§ **OBJECTIVE**: Copy all of the material word for word, except for the pictures.

※ ※ ※

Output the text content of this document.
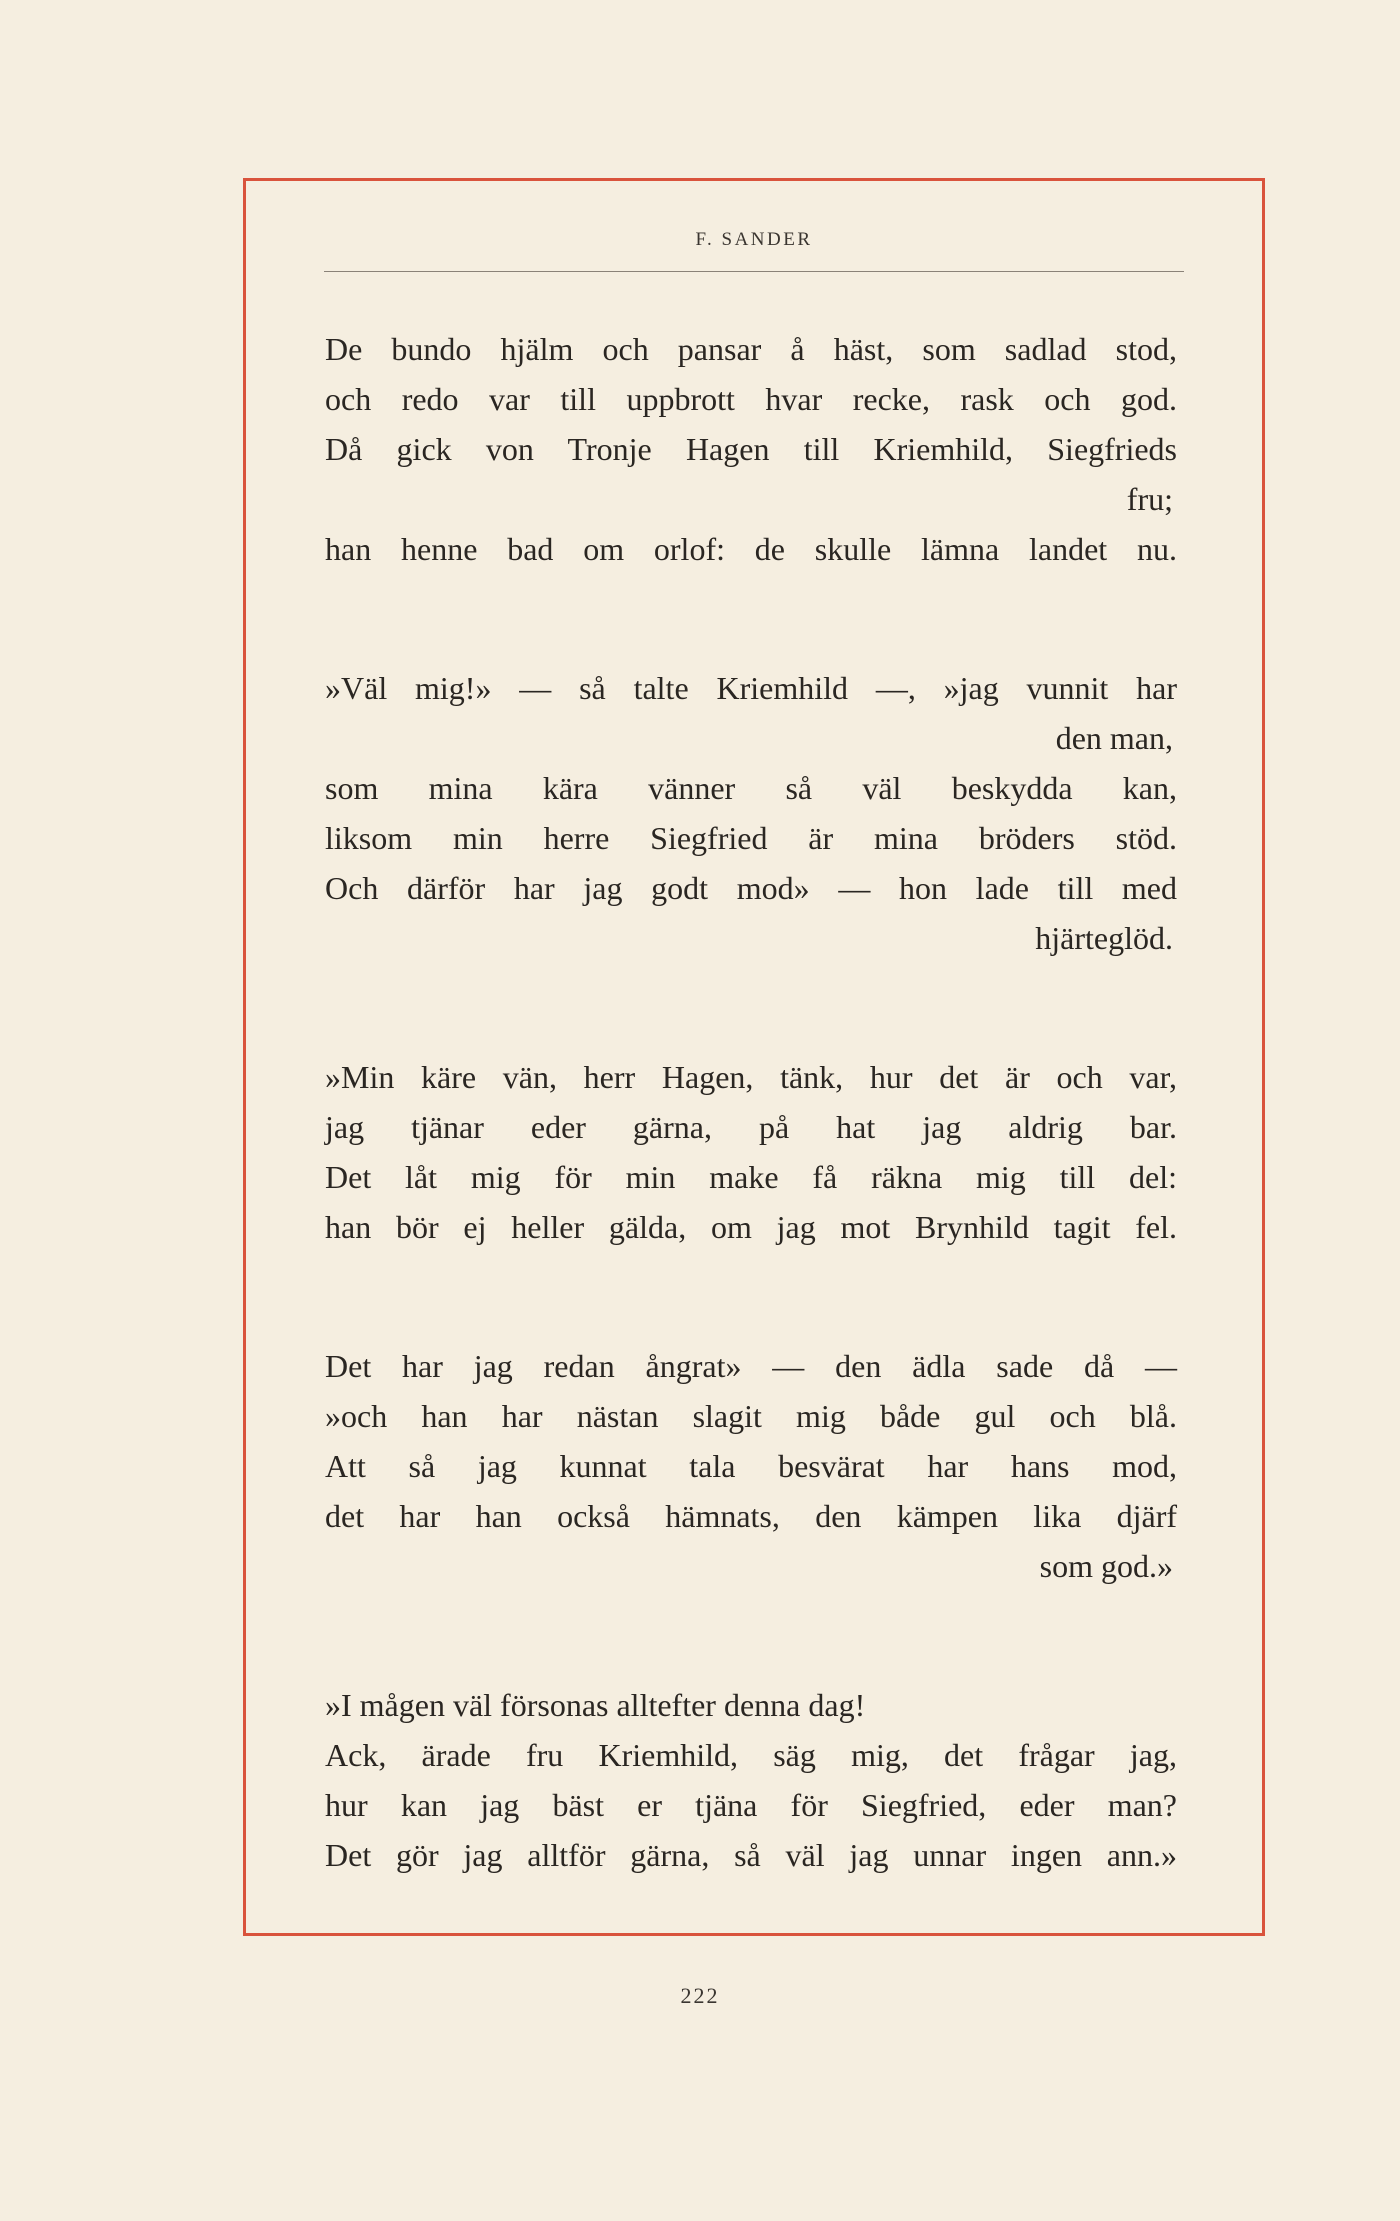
F. SANDER
De bundo hjälm och pansar å häst, som sadlad stod,
och redo var till uppbrott hvar recke, rask och god.
Då gick von Tronje Hagen till Kriemhild, Siegfrieds
fru;
han henne bad om orlof: de skulle lämna landet nu.
»Väl mig!» — så talte Kriemhild —, »jag vunnit har
den man,
som mina kära vänner så väl beskydda kan,
liksom min herre Siegfried är mina bröders stöd.
Och därför har jag godt mod» — hon lade till med
hjärteglöd.
»Min käre vän, herr Hagen, tänk, hur det är och var,
jag tjänar eder gärna, på hat jag aldrig bar.
Det låt mig för min make få räkna mig till del:
han bör ej heller gälda, om jag mot Brynhild tagit fel.
Det har jag redan ångrat» — den ädla sade då —
»och han har nästan slagit mig både gul och blå.
Att så jag kunnat tala besvärat har hans mod,
det har han också hämnats, den kämpen lika djärf
som god.»
»I mågen väl försonas alltefter denna dag!
Ack, ärade fru Kriemhild, säg mig, det frågar jag,
hur kan jag bäst er tjäna för Siegfried, eder man?
Det gör jag alltför gärna, så väl jag unnar ingen ann.»
222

※ ※ ※

§ **WRITTEN RESPONSE**:
Output the text content of this document.
F. SANDER
De bundo hjälm och pansar å häst, som sadlad stod,
och redo var till uppbrott hvar recke, rask och god.
Då gick von Tronje Hagen till Kriemhild, Siegfrieds
fru;
han henne bad om orlof: de skulle lämna landet nu.
»Väl mig!» — så talte Kriemhild —, »jag vunnit har
den man,
som mina kära vänner så väl beskydda kan,
liksom min herre Siegfried är mina bröders stöd.
Och därför har jag godt mod» — hon lade till med
hjärteglöd.
»Min käre vän, herr Hagen, tänk, hur det är och var,
jag tjänar eder gärna, på hat jag aldrig bar.
Det låt mig för min make få räkna mig till del:
han bör ej heller gälda, om jag mot Brynhild tagit fel.
Det har jag redan ångrat» — den ädla sade då —
»och han har nästan slagit mig både gul och blå.
Att så jag kunnat tala besvärat har hans mod,
det har han också hämnats, den kämpen lika djärf
som god.»
»I mågen väl försonas alltefter denna dag!
Ack, ärade fru Kriemhild, säg mig, det frågar jag,
hur kan jag bäst er tjäna för Siegfried, eder man?
Det gör jag alltför gärna, så väl jag unnar ingen ann.»
222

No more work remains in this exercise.